§ YOUR GOAL
Tally the lines that include "JSON". Output the number only.

.....

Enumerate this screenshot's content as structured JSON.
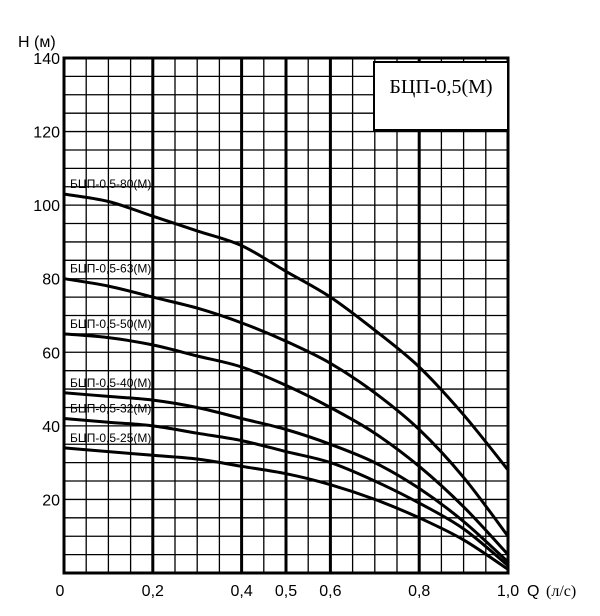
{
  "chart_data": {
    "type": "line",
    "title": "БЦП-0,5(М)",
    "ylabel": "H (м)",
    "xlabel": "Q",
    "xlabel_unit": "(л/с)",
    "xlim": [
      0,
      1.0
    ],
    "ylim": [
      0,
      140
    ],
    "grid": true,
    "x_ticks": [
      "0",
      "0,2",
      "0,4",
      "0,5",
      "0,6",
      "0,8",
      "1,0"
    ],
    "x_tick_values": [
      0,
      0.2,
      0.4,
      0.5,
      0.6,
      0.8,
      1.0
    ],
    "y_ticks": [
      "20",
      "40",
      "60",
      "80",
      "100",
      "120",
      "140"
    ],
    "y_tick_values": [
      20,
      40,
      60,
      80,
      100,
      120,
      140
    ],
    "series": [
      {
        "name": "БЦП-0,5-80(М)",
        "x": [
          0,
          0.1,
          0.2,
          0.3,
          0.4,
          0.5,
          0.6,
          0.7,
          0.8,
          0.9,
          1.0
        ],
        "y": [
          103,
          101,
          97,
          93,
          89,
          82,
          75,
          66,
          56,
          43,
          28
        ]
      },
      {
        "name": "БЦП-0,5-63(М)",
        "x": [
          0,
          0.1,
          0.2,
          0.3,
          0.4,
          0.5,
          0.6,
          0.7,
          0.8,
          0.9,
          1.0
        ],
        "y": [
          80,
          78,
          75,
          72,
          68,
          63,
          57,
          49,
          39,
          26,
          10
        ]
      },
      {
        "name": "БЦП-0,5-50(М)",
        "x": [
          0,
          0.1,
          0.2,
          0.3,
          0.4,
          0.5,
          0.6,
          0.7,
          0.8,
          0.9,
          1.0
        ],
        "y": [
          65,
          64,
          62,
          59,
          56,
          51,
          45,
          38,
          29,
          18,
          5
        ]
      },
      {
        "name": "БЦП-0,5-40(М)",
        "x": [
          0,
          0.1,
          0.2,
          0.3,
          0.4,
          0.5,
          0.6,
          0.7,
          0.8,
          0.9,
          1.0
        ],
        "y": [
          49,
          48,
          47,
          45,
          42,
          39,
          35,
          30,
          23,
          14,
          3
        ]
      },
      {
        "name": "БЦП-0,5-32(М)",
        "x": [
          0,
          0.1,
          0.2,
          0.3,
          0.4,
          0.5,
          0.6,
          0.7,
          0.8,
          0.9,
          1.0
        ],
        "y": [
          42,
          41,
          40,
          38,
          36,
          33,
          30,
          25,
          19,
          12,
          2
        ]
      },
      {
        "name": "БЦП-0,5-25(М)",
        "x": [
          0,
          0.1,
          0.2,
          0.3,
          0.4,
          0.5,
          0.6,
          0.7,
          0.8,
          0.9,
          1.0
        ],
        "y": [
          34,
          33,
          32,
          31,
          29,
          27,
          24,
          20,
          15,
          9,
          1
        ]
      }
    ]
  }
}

.....

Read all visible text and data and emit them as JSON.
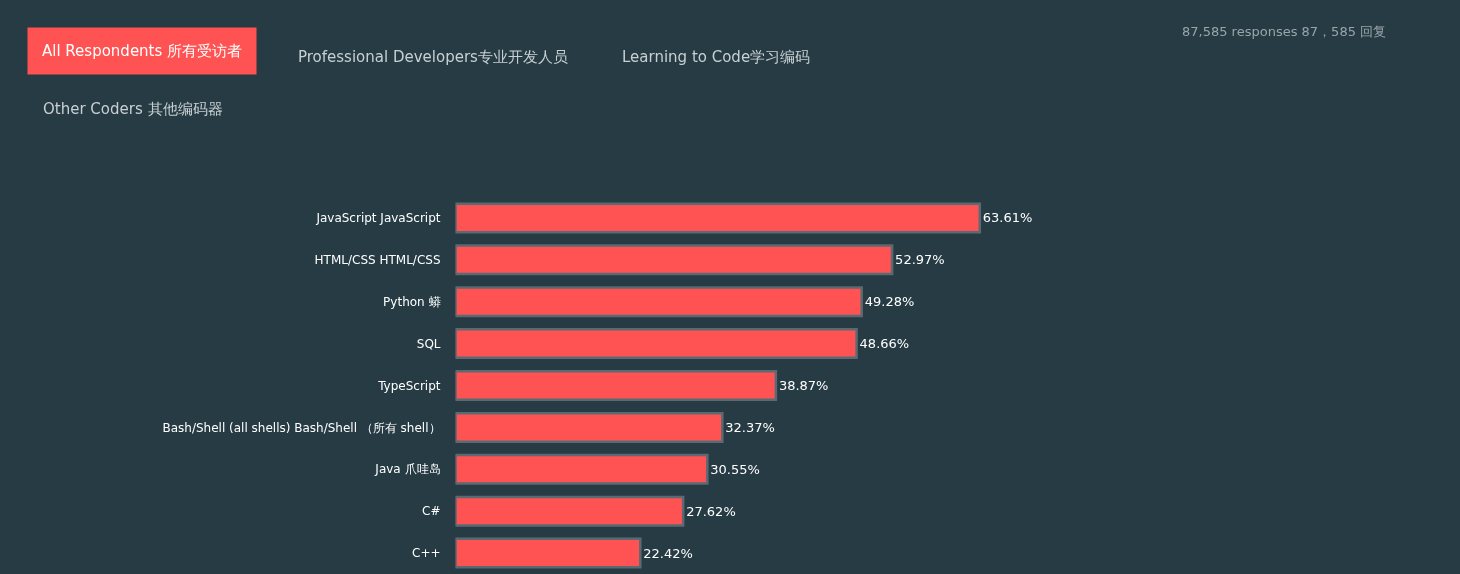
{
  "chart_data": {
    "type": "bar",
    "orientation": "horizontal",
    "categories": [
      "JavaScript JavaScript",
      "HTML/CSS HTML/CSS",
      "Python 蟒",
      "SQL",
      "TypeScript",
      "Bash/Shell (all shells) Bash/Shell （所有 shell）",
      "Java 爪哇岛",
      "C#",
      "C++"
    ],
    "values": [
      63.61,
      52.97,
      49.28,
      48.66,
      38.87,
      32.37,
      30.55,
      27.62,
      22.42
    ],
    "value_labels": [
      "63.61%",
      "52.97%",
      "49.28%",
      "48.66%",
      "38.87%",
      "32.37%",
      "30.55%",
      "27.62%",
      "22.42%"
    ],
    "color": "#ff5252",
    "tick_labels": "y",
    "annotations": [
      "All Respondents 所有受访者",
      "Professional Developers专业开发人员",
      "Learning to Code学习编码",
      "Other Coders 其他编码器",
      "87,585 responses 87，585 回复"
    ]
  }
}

.....

§ RESULT
2